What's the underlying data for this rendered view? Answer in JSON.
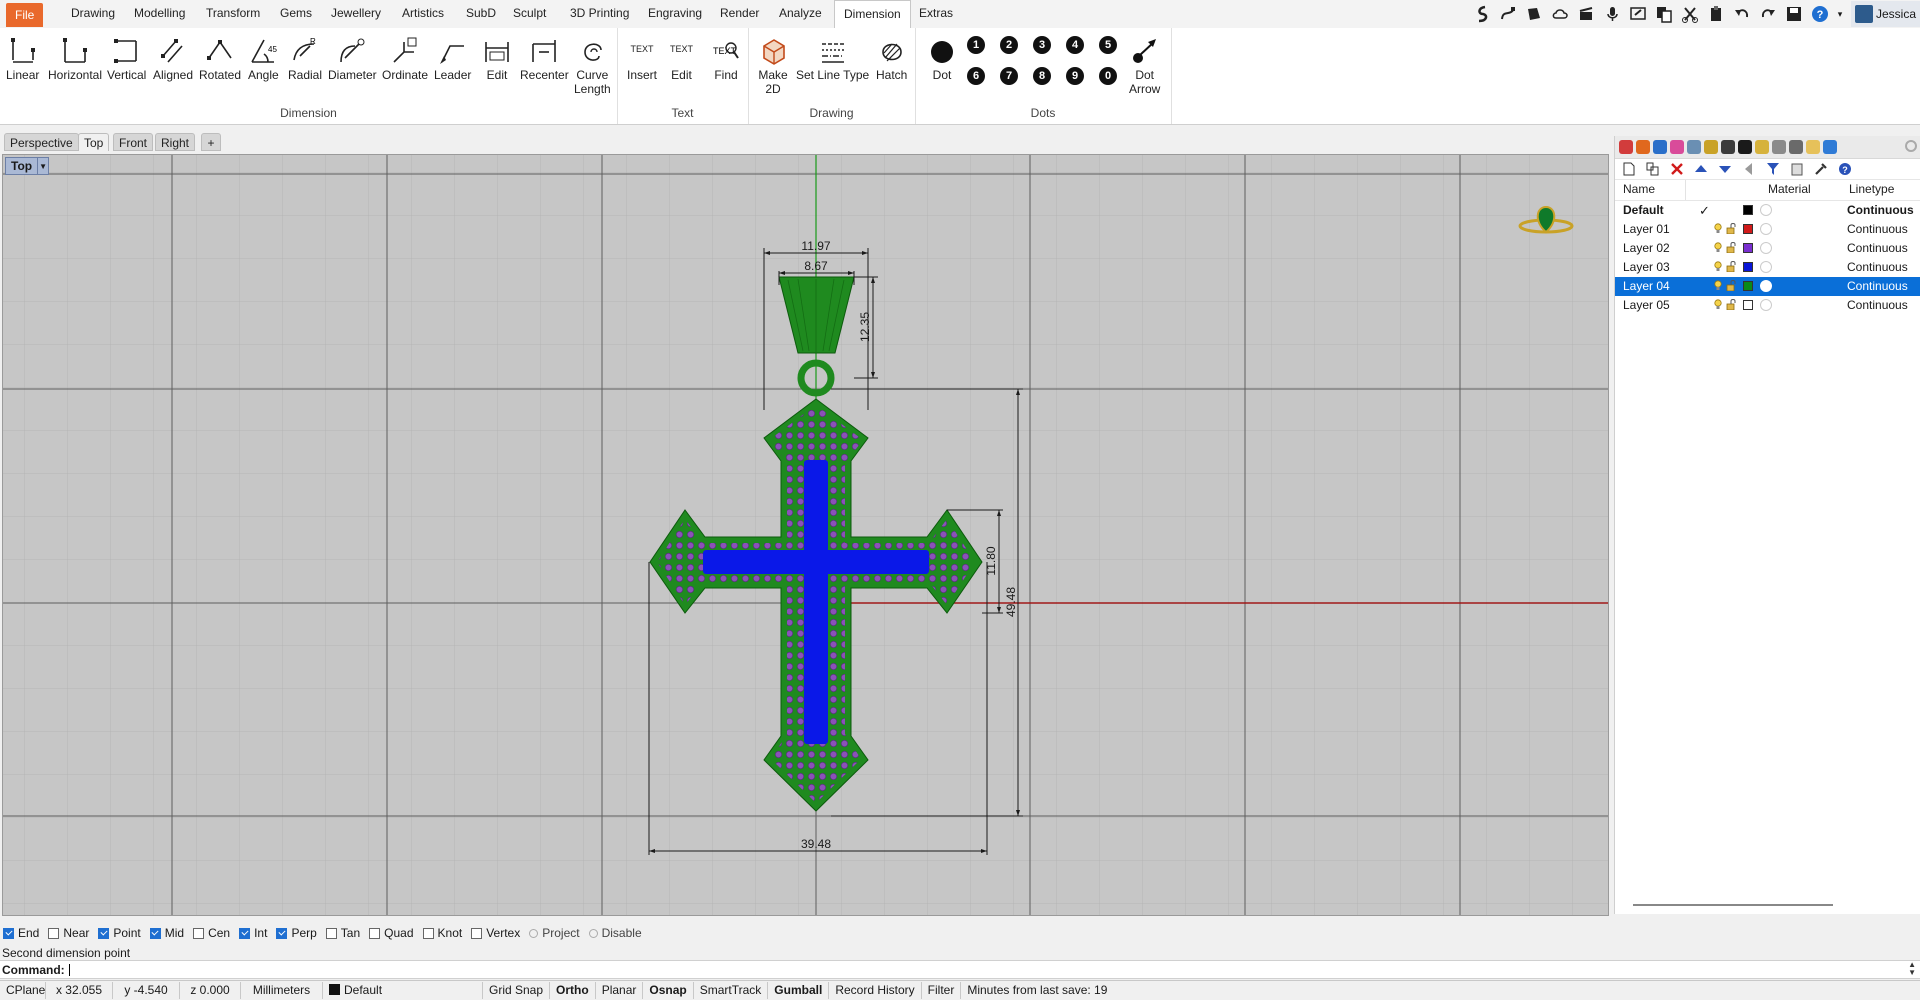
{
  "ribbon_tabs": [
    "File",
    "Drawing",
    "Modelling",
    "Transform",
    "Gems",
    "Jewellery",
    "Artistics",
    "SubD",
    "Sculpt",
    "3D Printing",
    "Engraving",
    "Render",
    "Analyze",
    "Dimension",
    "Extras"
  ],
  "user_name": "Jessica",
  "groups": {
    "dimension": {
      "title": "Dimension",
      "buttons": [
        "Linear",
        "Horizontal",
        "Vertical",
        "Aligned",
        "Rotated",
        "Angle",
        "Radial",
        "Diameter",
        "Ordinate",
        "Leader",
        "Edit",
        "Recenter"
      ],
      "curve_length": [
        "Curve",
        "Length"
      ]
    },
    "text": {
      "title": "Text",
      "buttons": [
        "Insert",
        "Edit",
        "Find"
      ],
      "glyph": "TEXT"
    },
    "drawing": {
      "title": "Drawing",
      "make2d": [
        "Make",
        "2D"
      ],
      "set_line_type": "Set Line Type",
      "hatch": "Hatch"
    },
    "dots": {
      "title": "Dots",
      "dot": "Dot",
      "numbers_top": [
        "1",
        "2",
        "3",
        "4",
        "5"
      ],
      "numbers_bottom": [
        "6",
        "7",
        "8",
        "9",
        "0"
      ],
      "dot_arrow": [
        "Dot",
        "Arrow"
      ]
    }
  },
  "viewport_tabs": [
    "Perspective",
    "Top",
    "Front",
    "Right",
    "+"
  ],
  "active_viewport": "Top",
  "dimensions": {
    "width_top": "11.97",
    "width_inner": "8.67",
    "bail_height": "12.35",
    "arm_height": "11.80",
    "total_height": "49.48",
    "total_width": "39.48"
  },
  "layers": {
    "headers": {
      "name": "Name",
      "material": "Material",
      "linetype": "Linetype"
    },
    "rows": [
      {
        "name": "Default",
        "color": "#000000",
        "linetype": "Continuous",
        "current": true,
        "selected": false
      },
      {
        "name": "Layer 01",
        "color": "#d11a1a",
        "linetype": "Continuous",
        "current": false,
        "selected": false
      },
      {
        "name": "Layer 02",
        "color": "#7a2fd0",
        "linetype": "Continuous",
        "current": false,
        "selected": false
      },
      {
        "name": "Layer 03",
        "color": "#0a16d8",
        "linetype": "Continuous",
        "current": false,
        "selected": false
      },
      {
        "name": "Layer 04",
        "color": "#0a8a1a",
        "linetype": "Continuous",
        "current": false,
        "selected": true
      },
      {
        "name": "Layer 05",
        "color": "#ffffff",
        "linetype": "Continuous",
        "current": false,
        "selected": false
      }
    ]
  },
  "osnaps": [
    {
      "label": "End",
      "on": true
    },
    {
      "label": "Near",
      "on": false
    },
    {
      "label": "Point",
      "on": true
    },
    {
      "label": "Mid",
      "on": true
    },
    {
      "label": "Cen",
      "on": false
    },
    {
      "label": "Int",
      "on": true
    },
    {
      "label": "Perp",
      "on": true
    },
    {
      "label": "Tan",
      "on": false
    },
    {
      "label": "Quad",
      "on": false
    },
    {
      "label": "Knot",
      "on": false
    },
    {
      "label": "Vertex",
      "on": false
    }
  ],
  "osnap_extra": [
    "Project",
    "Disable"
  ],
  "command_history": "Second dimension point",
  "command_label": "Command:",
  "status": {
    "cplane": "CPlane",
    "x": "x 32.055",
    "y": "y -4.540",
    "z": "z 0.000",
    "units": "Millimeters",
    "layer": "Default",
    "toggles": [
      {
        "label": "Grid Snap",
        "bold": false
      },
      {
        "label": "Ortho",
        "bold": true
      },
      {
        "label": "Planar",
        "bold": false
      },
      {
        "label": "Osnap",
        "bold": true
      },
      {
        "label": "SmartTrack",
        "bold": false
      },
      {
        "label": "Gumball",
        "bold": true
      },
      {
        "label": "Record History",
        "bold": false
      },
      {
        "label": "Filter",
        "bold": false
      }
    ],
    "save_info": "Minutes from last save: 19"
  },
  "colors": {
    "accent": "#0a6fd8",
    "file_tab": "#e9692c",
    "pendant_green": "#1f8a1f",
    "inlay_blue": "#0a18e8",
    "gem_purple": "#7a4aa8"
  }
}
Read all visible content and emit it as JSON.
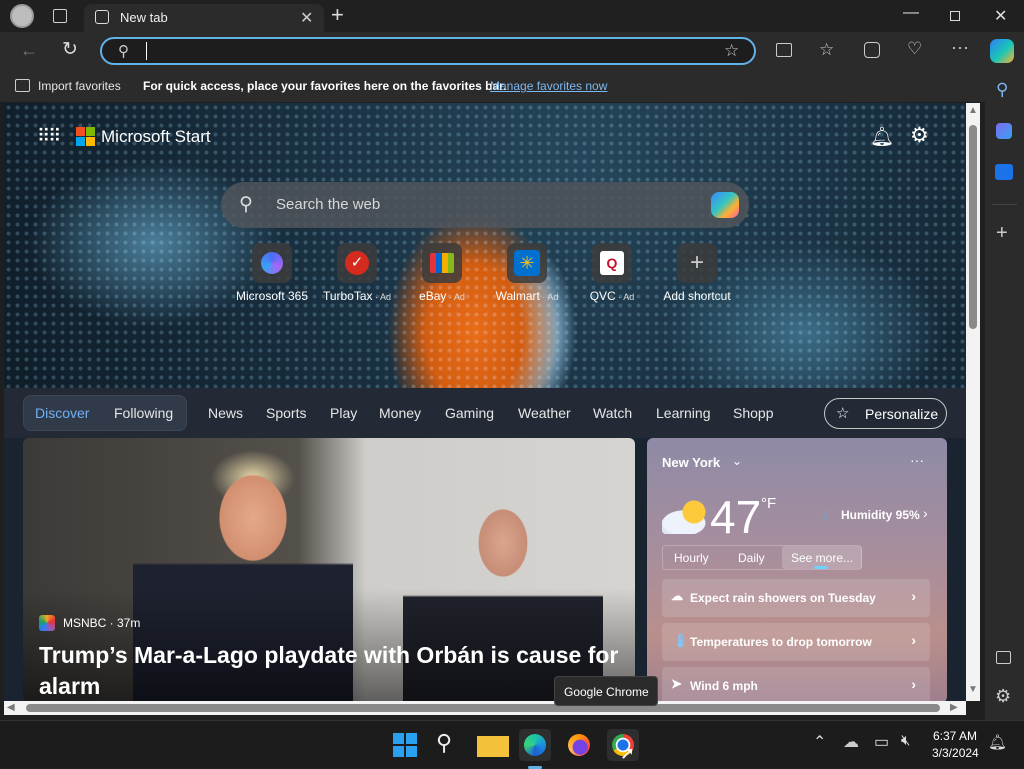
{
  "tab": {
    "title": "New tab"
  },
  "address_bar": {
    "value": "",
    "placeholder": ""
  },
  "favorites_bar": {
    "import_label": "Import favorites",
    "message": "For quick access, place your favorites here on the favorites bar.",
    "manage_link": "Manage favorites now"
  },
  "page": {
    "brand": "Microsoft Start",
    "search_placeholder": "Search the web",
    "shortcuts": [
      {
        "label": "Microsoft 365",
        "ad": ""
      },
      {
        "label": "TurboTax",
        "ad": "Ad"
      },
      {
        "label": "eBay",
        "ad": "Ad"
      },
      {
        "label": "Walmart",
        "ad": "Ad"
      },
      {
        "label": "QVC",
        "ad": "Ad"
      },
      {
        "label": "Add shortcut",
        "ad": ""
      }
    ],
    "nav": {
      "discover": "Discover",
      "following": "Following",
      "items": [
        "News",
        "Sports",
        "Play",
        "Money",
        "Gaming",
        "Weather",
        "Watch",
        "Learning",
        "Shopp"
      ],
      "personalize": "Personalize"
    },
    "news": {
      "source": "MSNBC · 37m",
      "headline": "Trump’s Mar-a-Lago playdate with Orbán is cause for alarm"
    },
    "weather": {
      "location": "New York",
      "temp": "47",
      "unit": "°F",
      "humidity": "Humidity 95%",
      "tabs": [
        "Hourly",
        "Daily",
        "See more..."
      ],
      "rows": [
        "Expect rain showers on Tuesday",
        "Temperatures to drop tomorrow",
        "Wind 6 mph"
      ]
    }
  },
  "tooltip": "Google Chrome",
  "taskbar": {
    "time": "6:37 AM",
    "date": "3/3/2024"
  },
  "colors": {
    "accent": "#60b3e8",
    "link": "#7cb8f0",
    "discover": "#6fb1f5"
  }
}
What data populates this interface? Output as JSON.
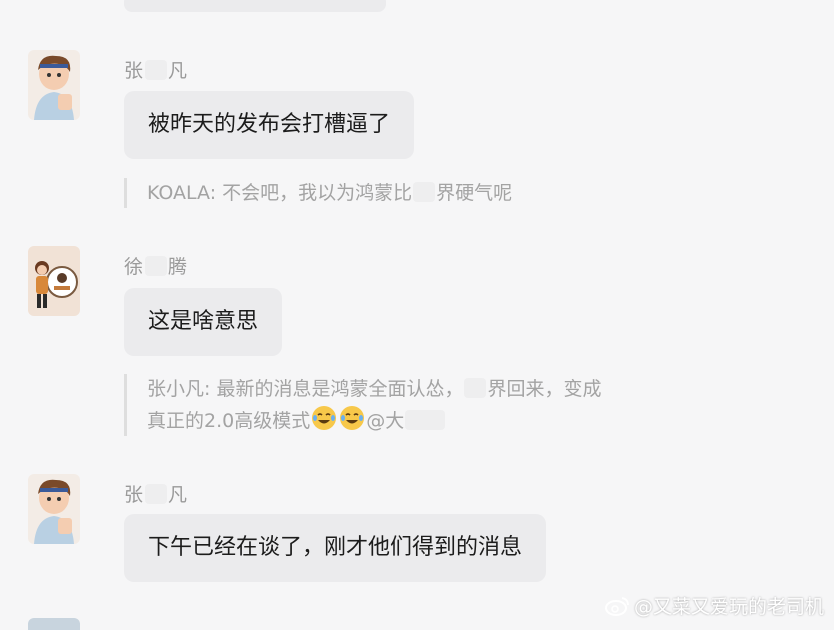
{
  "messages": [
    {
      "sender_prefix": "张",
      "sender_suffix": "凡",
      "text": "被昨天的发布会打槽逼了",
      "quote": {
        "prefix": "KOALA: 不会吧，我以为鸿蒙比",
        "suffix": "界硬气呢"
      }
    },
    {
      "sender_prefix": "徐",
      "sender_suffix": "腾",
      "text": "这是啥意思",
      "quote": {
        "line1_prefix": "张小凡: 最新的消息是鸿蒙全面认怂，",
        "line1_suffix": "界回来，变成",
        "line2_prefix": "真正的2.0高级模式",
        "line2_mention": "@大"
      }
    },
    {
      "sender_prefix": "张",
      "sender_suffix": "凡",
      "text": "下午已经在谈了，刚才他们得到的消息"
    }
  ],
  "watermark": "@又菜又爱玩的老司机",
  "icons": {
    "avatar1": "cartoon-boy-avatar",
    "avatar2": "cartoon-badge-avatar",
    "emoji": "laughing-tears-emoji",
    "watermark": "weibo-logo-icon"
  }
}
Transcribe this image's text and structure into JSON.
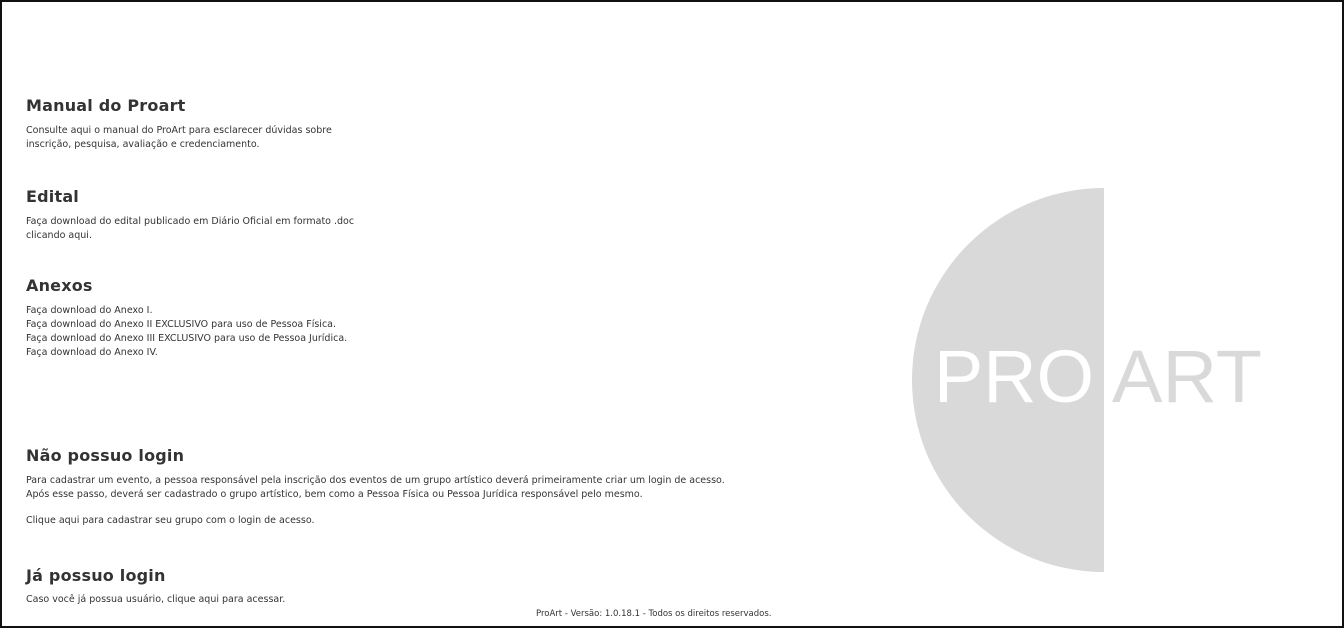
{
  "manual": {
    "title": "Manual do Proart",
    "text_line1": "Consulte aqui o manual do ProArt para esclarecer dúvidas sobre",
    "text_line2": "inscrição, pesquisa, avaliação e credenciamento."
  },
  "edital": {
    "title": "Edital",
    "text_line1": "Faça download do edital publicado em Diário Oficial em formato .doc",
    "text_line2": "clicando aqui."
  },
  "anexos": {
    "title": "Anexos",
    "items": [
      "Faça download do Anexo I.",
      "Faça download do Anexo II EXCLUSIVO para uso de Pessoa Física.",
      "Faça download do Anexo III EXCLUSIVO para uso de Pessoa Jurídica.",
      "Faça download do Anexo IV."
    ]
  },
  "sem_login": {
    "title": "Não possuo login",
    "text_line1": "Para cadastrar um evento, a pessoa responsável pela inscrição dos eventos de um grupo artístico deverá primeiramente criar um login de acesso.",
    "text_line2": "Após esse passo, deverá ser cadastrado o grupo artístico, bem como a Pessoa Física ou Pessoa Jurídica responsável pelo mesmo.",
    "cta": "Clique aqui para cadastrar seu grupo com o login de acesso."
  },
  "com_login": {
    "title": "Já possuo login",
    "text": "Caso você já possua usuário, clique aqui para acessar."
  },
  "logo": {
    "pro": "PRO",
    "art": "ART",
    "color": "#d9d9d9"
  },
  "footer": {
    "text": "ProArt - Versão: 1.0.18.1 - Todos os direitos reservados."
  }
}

------------------------------------------------

What is needed: Take the line containing "Transcribe this image's" through the last line of the material and retype exactly those lines, both ends included, with no pictures.

Answer to this task:
Transcribe this image's text and structure into JSON.
{
  "manual": {
    "title": "Manual do Proart",
    "text_line1": "Consulte aqui o manual do ProArt para esclarecer dúvidas sobre",
    "text_line2": "inscrição, pesquisa, avaliação e credenciamento."
  },
  "edital": {
    "title": "Edital",
    "text_line1": "Faça download do edital publicado em Diário Oficial em formato .doc",
    "text_line2": "clicando aqui."
  },
  "anexos": {
    "title": "Anexos",
    "items": [
      "Faça download do Anexo I.",
      "Faça download do Anexo II EXCLUSIVO para uso de Pessoa Física.",
      "Faça download do Anexo III EXCLUSIVO para uso de Pessoa Jurídica.",
      "Faça download do Anexo IV."
    ]
  },
  "sem_login": {
    "title": "Não possuo login",
    "text_line1": "Para cadastrar um evento, a pessoa responsável pela inscrição dos eventos de um grupo artístico deverá primeiramente criar um login de acesso.",
    "text_line2": "Após esse passo, deverá ser cadastrado o grupo artístico, bem como a Pessoa Física ou Pessoa Jurídica responsável pelo mesmo.",
    "cta": "Clique aqui para cadastrar seu grupo com o login de acesso."
  },
  "com_login": {
    "title": "Já possuo login",
    "text": "Caso você já possua usuário, clique aqui para acessar."
  },
  "logo": {
    "pro": "PRO",
    "art": "ART",
    "color": "#d9d9d9"
  },
  "footer": {
    "text": "ProArt - Versão: 1.0.18.1 - Todos os direitos reservados."
  }
}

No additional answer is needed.